**The task**
Of the lines in the listing, how many include the string "godmani"? Write the number and nothing else.

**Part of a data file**
- - - -

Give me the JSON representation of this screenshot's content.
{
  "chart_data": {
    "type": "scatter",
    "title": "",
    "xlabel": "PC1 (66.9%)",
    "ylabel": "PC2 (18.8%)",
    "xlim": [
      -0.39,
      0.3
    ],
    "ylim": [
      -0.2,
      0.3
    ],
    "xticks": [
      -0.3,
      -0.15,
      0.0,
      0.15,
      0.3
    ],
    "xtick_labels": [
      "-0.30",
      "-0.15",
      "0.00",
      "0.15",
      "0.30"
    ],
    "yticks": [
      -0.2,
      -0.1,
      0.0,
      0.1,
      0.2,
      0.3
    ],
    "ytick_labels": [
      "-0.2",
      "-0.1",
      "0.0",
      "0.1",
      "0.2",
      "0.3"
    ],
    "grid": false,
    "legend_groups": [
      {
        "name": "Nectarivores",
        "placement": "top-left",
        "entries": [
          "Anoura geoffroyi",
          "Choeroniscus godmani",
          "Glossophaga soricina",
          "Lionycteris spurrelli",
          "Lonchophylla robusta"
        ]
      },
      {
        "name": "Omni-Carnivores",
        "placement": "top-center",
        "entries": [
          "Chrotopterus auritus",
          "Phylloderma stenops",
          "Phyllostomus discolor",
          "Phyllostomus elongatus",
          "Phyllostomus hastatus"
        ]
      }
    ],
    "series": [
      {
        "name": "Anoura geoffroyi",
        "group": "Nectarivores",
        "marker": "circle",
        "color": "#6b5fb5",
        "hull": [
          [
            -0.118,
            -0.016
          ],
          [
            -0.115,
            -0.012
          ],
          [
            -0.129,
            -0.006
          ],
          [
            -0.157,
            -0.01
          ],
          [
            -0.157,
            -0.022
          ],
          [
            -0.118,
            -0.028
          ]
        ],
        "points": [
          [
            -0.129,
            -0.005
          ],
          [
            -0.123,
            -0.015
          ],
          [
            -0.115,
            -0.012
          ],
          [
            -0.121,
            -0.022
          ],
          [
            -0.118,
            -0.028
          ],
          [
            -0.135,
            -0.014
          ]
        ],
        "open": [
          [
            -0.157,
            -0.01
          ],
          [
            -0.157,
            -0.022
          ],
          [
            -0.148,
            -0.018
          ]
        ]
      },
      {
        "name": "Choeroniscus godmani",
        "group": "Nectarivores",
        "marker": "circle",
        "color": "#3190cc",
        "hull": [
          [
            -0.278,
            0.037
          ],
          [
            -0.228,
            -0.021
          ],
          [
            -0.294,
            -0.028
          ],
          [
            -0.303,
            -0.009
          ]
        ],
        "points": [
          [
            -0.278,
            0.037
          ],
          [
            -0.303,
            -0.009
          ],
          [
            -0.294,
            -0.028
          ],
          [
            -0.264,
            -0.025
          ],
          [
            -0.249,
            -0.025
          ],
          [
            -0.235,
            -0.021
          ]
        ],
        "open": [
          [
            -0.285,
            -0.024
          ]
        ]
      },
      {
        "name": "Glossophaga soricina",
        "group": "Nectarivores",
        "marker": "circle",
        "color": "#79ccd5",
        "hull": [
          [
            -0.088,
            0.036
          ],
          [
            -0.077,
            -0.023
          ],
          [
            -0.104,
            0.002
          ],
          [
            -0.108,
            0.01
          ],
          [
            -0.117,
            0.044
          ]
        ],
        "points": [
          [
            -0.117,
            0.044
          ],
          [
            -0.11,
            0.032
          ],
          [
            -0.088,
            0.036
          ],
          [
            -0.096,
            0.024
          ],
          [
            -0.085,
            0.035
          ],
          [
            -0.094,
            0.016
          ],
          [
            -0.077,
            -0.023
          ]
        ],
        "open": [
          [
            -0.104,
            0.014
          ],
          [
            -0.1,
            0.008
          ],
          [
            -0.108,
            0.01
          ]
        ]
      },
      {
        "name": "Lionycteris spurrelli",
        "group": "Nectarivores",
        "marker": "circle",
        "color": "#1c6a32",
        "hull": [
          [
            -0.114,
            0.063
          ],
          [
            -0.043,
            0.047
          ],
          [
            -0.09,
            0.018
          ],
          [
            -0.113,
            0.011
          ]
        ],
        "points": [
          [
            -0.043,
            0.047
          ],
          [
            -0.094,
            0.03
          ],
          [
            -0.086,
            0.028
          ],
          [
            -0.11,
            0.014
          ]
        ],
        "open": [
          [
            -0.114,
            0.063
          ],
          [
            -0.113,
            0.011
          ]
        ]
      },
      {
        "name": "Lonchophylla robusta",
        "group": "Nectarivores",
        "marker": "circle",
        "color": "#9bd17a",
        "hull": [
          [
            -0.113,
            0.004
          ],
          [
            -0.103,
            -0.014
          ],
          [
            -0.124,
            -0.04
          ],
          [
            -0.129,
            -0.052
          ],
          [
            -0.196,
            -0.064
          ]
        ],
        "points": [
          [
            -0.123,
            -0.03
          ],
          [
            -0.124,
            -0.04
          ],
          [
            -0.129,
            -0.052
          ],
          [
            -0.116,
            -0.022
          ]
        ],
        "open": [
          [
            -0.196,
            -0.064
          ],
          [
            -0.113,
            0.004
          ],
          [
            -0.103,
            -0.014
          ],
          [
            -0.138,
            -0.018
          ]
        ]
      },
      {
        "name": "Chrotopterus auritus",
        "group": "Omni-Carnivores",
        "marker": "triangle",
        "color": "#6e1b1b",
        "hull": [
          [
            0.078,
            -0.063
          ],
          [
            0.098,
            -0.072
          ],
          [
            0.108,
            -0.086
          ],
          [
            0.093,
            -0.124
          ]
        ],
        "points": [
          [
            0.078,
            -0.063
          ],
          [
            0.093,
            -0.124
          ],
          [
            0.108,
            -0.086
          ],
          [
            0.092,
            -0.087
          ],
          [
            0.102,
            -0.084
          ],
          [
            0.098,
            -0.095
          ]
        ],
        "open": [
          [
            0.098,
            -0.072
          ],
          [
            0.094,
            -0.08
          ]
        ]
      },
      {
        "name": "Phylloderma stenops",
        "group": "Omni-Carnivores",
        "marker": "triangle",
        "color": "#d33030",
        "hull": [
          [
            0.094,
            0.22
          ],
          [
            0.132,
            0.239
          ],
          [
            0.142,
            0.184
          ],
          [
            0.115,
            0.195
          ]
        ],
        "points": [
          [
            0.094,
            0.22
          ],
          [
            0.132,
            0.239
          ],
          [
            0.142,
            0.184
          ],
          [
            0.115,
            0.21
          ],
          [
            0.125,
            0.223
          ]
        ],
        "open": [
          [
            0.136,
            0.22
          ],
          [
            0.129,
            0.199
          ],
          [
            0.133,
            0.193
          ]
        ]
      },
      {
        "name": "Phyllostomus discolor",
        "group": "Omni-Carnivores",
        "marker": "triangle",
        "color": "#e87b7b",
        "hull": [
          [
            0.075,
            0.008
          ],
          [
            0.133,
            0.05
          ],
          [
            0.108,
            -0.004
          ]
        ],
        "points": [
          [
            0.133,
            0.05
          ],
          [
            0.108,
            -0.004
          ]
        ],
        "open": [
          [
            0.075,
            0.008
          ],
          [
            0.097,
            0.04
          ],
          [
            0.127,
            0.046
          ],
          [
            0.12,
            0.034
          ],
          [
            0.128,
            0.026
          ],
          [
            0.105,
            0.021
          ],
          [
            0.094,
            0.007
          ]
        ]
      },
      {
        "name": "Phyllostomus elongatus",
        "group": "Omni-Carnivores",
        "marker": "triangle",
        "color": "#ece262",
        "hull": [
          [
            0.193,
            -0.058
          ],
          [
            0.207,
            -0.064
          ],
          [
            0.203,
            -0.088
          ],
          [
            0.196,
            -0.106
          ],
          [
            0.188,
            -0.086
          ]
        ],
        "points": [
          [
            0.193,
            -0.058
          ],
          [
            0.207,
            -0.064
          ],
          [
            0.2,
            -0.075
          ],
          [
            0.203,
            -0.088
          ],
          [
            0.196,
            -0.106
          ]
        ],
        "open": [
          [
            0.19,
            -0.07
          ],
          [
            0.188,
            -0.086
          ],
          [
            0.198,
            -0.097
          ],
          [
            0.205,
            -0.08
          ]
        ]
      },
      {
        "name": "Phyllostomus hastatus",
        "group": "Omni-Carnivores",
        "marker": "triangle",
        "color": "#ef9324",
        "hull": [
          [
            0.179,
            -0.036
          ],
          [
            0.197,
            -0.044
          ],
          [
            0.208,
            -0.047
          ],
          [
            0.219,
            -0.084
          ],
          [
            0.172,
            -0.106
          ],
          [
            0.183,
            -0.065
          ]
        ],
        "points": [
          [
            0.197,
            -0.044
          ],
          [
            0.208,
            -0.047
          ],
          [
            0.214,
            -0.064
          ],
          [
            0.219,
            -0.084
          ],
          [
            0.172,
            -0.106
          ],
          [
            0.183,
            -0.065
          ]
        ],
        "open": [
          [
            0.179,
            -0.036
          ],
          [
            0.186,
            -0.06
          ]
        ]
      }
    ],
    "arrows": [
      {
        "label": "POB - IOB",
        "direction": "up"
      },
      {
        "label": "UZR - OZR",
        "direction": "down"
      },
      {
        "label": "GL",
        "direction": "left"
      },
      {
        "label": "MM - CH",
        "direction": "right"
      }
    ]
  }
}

- - - -

**Result below**
2